Collection entries
════════════════════
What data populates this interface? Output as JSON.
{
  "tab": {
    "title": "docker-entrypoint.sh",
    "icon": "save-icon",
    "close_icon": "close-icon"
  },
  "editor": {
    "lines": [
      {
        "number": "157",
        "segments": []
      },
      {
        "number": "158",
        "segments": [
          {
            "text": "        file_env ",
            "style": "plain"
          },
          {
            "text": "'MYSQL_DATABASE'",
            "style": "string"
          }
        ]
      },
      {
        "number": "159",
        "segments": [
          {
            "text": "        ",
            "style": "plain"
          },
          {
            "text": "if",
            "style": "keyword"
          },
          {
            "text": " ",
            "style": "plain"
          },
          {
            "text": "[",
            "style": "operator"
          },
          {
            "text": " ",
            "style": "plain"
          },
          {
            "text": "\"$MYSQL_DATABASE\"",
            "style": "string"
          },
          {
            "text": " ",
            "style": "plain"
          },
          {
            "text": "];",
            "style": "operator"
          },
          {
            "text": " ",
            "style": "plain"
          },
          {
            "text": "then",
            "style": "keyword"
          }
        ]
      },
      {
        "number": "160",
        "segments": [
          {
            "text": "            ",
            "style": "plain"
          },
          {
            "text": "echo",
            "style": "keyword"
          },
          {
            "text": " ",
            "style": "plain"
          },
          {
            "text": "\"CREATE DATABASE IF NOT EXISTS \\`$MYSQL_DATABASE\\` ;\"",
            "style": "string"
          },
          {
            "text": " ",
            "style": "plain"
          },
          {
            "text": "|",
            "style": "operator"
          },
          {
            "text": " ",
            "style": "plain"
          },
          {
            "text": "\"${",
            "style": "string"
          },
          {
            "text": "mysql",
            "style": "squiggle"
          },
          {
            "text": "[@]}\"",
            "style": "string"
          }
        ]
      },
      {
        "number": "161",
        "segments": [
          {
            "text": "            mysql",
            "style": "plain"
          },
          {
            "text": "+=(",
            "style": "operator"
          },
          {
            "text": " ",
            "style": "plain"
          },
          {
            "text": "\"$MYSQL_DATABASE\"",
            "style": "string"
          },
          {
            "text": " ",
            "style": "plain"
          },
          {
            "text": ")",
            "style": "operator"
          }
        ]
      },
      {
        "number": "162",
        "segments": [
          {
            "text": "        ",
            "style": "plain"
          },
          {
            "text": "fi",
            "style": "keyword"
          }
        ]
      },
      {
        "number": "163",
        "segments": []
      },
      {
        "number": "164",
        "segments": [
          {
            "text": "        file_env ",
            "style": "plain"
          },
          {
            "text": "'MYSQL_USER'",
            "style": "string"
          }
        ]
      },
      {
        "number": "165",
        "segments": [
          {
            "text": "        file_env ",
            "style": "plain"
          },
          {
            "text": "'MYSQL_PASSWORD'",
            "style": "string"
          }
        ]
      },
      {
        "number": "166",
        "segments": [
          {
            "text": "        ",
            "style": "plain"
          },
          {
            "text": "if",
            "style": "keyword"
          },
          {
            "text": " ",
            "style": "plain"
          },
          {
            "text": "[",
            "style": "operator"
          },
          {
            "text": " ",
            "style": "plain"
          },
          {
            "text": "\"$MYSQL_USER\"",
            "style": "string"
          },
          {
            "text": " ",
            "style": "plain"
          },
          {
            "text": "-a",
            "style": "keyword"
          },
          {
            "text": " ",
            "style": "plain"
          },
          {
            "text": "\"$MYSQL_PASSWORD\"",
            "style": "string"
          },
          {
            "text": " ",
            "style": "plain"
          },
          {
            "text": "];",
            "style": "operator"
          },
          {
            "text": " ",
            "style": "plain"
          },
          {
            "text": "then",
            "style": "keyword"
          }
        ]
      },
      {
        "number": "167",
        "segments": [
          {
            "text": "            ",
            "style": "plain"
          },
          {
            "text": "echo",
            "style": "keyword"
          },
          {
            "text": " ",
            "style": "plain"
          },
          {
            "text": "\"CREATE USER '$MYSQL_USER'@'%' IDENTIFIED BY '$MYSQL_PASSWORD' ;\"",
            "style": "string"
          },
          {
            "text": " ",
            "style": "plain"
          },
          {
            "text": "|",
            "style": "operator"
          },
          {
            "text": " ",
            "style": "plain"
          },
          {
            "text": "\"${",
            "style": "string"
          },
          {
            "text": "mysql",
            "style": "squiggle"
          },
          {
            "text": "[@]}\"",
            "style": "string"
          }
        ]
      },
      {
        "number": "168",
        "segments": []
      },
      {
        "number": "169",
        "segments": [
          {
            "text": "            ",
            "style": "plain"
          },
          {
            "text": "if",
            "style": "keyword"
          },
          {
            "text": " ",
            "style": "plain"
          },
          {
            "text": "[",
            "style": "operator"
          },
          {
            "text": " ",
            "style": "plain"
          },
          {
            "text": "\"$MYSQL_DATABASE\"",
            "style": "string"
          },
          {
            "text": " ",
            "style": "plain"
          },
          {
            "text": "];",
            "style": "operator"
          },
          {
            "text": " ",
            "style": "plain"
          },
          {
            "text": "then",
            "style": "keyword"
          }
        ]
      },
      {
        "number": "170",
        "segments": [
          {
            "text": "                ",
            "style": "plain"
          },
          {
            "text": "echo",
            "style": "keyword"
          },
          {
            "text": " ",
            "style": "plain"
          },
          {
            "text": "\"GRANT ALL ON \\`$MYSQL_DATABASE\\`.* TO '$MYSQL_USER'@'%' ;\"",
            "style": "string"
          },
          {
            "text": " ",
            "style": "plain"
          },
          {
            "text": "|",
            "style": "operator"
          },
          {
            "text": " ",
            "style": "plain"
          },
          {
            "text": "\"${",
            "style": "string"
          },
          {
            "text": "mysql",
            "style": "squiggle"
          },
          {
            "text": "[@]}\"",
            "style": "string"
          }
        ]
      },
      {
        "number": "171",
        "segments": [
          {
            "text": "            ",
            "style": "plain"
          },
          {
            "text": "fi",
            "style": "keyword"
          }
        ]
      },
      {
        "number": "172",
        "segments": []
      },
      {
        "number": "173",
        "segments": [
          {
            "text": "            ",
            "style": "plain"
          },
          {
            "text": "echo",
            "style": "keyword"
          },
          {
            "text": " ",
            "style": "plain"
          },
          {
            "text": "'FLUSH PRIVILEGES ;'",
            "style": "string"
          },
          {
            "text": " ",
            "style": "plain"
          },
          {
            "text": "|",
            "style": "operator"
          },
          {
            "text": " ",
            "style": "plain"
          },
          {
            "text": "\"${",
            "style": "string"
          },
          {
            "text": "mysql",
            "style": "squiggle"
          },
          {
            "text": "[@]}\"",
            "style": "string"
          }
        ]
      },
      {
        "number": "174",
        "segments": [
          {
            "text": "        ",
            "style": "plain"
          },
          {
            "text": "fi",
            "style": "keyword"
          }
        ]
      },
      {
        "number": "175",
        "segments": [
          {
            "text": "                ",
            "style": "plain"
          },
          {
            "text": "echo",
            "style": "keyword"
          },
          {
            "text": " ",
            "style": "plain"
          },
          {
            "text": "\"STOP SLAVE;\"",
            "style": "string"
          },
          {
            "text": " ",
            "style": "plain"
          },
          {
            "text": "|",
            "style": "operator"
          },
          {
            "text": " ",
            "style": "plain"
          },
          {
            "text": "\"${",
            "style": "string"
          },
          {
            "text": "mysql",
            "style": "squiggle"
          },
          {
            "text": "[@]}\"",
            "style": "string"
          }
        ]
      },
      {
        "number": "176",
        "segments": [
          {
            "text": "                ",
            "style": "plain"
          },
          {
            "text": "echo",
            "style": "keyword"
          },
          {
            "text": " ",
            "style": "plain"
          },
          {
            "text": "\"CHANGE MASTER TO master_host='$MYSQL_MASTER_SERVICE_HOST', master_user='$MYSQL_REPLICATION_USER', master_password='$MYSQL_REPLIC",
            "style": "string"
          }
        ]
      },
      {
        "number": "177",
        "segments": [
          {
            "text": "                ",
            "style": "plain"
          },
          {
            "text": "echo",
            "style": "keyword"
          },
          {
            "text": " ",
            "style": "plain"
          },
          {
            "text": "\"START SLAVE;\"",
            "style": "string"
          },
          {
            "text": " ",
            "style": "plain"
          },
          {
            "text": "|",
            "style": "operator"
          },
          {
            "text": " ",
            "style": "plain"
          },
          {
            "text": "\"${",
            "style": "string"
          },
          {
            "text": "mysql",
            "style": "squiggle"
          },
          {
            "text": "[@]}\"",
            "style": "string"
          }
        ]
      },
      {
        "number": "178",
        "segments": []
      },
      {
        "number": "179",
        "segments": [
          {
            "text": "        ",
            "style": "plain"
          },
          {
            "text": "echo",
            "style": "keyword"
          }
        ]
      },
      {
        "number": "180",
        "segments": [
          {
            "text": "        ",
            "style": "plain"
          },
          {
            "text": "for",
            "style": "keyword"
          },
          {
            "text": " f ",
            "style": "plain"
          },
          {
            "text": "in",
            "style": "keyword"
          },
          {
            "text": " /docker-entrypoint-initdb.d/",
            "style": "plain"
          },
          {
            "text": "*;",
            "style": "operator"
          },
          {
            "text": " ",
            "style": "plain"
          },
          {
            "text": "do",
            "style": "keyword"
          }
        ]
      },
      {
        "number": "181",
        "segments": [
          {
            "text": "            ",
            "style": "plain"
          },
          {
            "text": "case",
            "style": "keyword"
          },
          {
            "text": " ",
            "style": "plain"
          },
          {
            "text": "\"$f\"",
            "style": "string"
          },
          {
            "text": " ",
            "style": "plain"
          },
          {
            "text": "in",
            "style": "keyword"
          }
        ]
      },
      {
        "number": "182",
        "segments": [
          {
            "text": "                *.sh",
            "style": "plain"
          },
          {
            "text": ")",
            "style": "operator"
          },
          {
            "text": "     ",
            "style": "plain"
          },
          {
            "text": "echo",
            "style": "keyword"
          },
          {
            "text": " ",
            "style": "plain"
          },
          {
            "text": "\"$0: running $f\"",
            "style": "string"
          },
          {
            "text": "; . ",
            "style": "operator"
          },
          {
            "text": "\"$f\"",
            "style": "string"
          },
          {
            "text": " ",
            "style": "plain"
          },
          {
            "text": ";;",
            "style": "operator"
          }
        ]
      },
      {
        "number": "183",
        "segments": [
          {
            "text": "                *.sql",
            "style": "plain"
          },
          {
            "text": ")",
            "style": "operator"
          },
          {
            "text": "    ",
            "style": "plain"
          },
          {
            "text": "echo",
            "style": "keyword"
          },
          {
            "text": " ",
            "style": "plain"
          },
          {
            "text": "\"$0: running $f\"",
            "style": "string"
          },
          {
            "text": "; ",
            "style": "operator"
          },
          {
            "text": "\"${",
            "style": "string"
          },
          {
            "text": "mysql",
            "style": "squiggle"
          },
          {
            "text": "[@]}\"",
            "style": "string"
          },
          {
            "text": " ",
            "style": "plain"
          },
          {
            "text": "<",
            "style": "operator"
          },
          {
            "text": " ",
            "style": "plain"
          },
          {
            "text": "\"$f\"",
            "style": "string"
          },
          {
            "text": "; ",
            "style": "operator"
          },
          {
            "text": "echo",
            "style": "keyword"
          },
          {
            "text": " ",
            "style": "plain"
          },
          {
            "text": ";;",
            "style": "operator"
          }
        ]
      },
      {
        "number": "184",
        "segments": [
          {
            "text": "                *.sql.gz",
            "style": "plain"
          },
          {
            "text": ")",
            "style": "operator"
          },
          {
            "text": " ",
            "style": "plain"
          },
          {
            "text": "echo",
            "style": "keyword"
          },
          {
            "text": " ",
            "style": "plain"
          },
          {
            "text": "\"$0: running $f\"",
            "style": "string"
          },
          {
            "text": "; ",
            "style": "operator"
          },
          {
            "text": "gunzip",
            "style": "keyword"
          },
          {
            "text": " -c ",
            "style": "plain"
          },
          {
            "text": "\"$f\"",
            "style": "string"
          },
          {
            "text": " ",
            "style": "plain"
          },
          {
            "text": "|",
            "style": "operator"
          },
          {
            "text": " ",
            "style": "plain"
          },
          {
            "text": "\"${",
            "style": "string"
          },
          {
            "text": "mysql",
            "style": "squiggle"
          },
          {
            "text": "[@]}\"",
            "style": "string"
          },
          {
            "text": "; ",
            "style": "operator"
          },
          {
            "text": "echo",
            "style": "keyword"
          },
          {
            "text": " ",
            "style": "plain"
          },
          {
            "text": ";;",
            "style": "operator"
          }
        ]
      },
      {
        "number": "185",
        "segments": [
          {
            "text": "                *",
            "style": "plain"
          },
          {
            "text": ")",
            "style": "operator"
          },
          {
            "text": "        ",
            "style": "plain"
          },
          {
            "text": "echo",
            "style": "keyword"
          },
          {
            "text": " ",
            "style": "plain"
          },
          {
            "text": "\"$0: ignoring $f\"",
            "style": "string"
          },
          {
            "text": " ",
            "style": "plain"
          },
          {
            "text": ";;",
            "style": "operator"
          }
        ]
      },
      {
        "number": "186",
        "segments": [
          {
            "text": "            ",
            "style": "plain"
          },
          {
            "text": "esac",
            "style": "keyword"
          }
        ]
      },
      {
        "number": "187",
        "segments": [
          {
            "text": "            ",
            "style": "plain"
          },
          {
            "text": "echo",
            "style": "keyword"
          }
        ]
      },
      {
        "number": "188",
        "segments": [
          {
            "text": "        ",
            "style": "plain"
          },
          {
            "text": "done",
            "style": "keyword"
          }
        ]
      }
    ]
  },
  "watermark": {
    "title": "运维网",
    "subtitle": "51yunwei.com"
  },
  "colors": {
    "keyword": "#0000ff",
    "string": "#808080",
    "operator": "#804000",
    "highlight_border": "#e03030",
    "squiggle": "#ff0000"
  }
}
════════════════════
THE REQUEST:
Check each line in the listing above for the string "entrypoint", then report how many lines contain it, with no other text.

COMPLETED EXERCISE:
2